WHAT IS BEING ASKED> Scan the material below for the string "marker", and copy every line where it shows up.

--- start ---

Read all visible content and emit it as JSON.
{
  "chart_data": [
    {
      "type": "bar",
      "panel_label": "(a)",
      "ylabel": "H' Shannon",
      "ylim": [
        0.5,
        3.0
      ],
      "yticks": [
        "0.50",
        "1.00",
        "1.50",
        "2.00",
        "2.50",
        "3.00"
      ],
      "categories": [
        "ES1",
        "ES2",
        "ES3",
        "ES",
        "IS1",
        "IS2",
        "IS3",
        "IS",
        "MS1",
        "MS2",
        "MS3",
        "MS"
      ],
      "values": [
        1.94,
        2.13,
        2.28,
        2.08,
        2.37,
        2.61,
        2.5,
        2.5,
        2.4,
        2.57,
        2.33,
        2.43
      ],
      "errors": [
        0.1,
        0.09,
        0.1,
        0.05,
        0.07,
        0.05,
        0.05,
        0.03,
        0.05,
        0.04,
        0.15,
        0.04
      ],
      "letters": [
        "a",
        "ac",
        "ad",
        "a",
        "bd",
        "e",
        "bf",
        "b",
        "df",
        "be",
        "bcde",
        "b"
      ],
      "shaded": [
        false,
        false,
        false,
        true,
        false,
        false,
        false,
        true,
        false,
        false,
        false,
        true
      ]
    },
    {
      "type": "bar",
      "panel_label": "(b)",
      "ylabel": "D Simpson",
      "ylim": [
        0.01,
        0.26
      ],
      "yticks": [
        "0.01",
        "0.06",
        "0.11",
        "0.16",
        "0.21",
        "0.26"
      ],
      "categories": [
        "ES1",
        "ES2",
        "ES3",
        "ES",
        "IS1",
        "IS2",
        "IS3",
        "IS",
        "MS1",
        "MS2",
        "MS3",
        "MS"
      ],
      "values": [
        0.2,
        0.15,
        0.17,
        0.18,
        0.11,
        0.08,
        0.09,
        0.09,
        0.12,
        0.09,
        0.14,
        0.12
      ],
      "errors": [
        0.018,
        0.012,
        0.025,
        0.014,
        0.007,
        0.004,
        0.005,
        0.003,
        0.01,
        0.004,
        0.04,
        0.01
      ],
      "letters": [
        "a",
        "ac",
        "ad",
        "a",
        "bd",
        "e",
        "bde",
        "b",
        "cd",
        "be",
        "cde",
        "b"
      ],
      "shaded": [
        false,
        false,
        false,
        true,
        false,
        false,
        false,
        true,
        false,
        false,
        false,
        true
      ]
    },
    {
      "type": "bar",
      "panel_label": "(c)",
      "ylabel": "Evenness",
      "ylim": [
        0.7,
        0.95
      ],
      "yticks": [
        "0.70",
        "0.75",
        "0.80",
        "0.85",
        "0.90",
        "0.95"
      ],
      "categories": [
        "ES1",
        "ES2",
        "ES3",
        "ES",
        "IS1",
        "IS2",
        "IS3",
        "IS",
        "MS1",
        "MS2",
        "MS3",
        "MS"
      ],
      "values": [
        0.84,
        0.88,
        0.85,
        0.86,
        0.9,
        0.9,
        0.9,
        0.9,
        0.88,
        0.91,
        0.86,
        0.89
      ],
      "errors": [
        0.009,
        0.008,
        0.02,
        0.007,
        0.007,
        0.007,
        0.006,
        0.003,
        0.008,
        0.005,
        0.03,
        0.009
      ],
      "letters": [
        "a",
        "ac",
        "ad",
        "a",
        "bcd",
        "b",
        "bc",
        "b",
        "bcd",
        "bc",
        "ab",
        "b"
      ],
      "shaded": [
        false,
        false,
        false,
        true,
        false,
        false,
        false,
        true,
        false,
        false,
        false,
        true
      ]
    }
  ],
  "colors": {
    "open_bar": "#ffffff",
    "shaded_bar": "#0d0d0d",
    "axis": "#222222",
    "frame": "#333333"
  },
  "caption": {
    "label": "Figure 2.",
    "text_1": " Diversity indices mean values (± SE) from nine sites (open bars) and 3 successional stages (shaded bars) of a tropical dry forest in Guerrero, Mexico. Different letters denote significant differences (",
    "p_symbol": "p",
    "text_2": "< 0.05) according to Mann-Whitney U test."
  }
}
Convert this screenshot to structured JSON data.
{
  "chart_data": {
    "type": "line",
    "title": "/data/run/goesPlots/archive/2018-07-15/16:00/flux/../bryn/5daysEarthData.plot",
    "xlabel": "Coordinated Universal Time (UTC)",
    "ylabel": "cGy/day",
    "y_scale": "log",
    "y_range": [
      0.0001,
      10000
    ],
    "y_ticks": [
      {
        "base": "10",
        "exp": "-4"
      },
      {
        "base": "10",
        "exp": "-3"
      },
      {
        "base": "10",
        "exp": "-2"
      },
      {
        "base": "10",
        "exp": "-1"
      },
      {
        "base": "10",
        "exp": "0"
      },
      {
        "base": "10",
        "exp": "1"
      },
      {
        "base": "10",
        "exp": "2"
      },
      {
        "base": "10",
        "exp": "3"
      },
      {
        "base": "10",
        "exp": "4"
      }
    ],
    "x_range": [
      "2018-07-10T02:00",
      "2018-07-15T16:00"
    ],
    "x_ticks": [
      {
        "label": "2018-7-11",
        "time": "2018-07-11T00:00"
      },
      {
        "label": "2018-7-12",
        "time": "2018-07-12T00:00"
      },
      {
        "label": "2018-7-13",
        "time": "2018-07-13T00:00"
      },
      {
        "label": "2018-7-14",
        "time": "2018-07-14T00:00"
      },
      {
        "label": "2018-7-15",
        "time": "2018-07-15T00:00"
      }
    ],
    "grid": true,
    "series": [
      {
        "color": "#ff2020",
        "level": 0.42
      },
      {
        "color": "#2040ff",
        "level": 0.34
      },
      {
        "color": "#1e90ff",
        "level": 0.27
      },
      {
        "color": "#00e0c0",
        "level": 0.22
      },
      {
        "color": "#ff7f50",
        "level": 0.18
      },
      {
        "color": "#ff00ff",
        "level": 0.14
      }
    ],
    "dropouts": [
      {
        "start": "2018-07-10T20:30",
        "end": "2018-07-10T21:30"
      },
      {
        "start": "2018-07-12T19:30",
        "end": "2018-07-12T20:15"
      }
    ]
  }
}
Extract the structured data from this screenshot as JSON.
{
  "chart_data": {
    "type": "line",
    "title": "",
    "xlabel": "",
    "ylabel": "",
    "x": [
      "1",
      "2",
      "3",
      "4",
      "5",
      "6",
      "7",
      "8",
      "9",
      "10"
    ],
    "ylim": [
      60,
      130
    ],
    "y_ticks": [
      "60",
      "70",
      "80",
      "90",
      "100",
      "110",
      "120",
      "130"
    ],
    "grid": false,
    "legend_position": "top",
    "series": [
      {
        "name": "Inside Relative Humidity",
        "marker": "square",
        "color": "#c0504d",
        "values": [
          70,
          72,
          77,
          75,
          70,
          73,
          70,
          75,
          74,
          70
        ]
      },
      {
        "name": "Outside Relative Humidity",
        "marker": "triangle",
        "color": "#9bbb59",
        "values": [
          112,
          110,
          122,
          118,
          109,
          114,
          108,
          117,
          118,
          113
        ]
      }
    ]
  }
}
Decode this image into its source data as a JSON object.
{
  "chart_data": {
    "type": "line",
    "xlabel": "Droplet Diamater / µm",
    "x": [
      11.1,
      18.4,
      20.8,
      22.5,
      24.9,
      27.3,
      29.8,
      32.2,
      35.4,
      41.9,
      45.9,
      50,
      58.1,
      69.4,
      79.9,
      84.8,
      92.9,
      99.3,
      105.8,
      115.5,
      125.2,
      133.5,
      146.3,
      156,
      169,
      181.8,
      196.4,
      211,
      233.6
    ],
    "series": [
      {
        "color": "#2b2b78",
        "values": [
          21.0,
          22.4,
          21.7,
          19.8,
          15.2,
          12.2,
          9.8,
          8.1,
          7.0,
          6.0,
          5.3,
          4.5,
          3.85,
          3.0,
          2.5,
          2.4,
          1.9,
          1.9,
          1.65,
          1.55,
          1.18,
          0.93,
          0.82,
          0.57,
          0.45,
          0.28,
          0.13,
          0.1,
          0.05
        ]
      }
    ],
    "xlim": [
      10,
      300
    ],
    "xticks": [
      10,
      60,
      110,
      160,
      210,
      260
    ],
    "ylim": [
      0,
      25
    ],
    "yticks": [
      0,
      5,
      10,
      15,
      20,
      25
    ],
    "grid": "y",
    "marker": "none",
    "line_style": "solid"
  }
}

--- end ---

THE SOLUTION>
        "marker": "square",
        "marker": "triangle",
    "marker": "none",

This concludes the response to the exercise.